Search the records for "منعکس". Copy every line where it appears.

______________________________

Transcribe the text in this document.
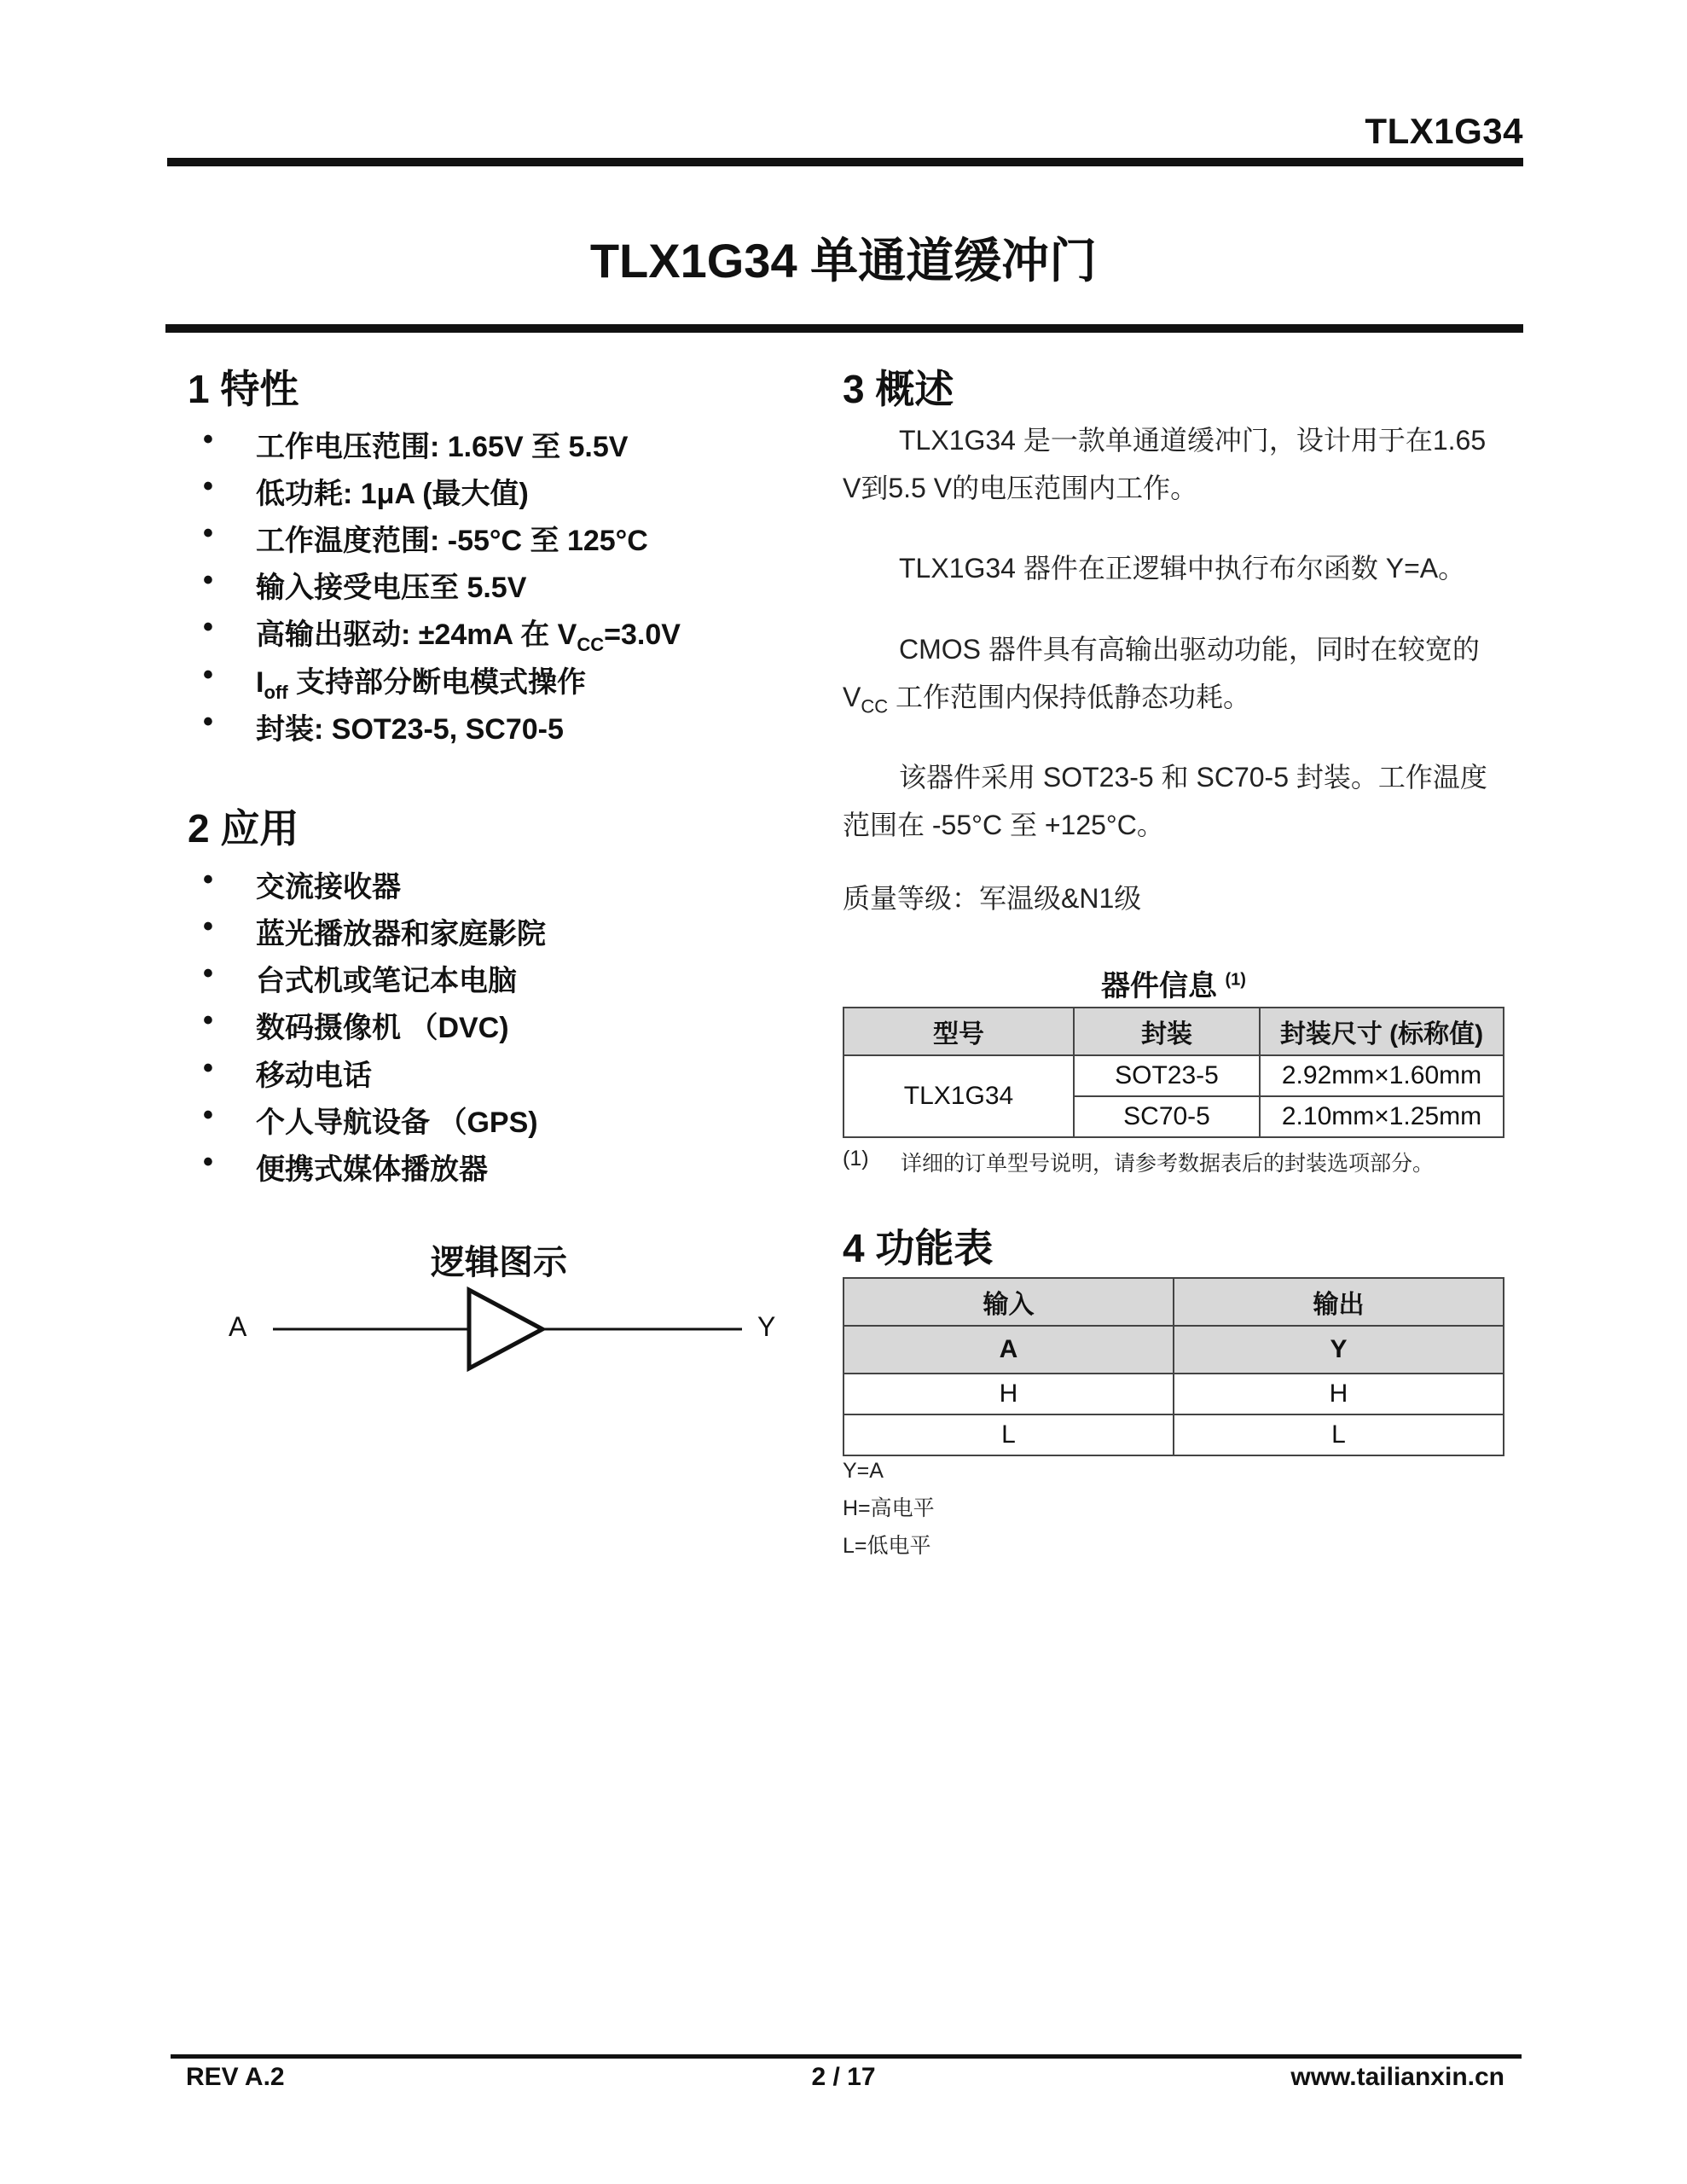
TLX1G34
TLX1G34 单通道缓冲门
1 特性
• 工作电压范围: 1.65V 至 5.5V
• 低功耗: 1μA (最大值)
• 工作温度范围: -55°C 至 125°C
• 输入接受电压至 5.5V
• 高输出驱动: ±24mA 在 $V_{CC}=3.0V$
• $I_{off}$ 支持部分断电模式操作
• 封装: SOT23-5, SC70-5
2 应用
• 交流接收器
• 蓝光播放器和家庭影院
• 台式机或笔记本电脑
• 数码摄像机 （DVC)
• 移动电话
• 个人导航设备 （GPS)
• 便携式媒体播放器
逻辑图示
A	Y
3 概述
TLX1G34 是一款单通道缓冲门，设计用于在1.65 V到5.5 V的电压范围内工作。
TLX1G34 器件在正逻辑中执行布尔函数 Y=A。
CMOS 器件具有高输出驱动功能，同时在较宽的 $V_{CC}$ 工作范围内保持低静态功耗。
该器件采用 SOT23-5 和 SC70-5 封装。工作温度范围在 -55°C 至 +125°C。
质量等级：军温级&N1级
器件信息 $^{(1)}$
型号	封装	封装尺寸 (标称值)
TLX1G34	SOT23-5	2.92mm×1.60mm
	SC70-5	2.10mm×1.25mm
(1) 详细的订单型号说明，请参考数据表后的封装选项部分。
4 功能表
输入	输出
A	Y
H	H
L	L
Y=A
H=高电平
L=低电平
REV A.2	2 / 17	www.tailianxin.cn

______________________________

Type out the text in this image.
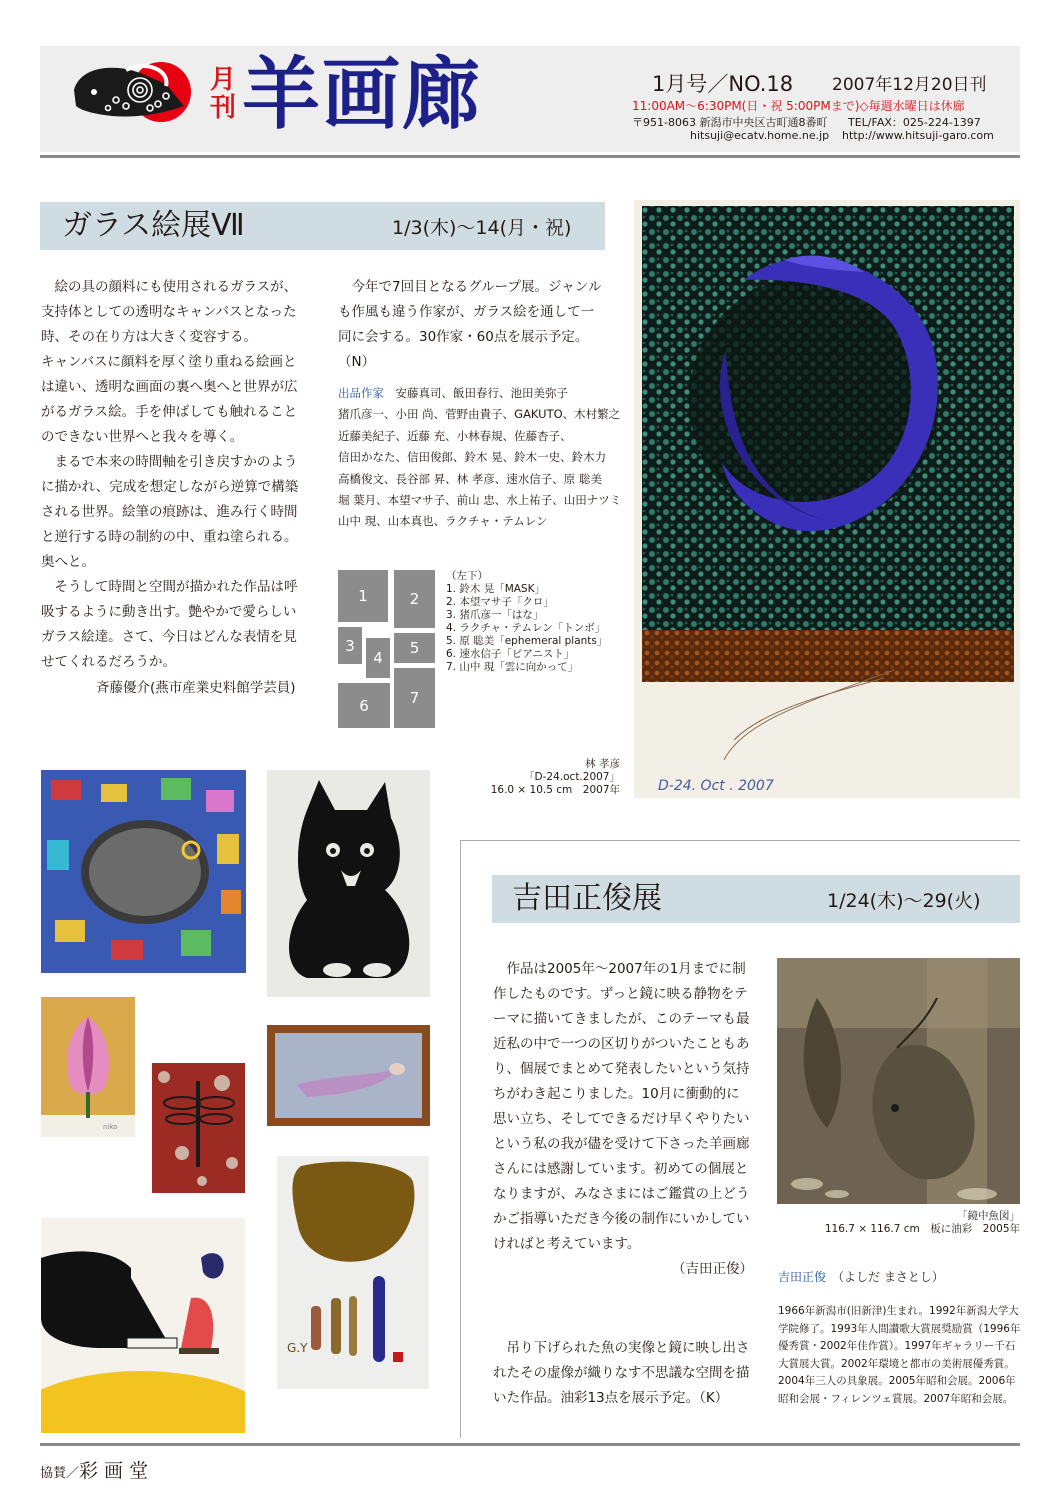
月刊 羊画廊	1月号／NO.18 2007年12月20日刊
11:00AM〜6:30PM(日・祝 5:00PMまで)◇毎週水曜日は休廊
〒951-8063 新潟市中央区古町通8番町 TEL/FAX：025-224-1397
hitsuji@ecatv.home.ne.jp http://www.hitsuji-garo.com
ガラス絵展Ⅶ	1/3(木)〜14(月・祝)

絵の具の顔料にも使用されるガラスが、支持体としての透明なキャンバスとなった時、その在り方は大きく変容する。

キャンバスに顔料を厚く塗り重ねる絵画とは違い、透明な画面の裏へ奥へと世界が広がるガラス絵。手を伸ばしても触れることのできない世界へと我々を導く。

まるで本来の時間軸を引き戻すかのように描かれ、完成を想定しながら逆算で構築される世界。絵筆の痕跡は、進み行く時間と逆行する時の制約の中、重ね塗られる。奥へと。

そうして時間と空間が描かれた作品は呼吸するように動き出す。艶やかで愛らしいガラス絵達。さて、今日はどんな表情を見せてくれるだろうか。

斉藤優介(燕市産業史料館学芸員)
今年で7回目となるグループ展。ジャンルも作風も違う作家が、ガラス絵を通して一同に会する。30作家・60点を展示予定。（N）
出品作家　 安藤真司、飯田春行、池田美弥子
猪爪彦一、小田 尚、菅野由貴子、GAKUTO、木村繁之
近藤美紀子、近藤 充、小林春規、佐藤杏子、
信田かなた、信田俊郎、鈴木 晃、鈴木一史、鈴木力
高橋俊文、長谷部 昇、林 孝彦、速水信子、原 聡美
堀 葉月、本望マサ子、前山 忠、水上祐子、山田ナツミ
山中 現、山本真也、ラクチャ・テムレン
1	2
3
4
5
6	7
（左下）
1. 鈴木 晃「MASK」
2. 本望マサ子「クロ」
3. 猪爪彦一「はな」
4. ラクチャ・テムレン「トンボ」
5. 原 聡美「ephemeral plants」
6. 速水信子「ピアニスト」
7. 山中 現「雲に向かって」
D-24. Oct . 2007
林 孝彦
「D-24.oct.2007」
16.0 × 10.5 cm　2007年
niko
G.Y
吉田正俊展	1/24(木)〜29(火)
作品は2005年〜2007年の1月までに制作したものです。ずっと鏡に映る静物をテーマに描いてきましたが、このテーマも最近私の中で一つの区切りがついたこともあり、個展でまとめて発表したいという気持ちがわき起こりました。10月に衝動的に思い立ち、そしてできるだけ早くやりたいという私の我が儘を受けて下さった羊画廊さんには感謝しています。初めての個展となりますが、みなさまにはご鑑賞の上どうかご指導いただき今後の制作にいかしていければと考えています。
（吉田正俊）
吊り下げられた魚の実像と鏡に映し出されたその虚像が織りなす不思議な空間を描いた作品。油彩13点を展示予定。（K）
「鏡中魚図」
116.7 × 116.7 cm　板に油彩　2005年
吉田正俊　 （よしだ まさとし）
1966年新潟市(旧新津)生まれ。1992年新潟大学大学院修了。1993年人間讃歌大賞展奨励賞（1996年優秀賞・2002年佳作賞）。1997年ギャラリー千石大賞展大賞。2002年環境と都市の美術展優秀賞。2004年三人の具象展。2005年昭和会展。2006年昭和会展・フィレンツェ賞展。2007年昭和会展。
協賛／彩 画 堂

______________________________

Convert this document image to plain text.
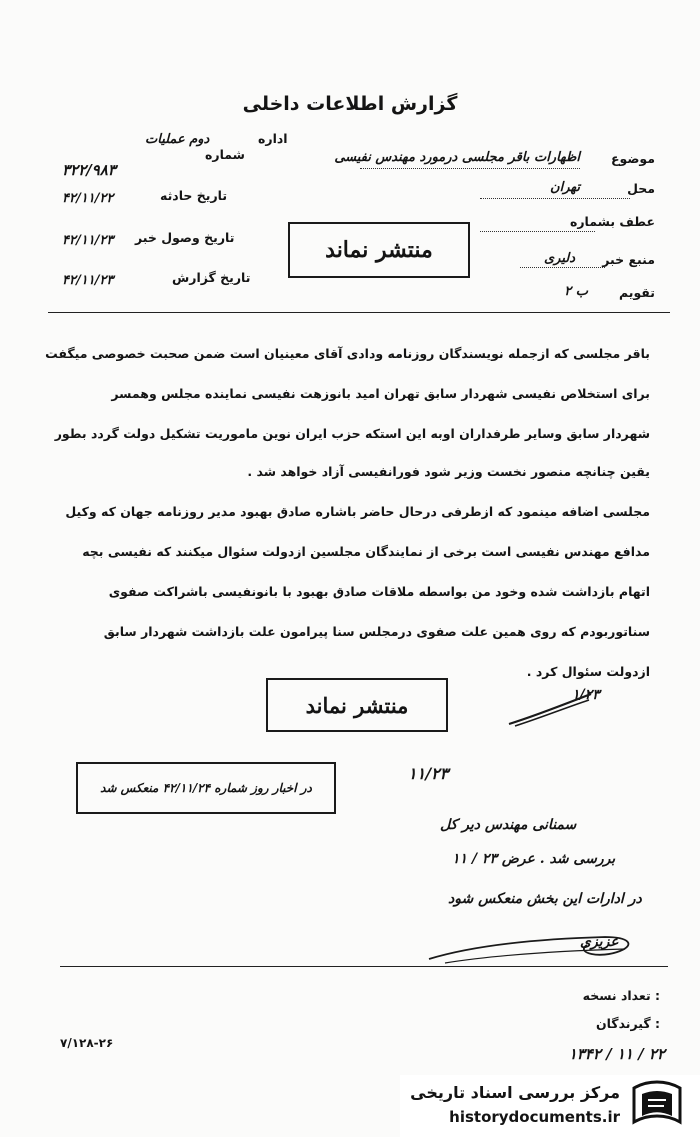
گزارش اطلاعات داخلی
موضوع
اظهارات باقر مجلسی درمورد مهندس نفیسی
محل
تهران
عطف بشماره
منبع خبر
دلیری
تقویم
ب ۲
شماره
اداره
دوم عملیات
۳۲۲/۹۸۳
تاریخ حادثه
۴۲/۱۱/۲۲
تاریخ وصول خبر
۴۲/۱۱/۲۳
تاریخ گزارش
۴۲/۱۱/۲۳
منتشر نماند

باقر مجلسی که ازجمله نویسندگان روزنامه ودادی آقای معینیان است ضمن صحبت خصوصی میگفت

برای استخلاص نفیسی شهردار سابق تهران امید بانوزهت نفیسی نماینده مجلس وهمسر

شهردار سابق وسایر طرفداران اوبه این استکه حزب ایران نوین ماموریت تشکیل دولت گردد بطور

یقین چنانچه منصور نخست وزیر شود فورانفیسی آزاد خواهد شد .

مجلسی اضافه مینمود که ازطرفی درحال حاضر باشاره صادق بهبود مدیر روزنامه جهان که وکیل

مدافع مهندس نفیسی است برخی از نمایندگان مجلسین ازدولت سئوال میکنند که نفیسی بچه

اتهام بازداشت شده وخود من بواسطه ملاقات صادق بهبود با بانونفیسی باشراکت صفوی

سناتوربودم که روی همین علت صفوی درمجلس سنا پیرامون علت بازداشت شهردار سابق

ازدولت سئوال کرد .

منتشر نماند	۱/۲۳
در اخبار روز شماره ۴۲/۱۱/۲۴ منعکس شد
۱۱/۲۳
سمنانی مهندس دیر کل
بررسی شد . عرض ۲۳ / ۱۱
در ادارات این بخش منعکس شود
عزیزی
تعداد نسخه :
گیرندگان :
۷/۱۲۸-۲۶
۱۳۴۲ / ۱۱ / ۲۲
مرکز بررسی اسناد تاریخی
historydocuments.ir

______________________________

### Full output
در اخبار روز شماره ۴۲/۱۱/۲۴ منعکس شد
در ادارات این بخش منعکس شود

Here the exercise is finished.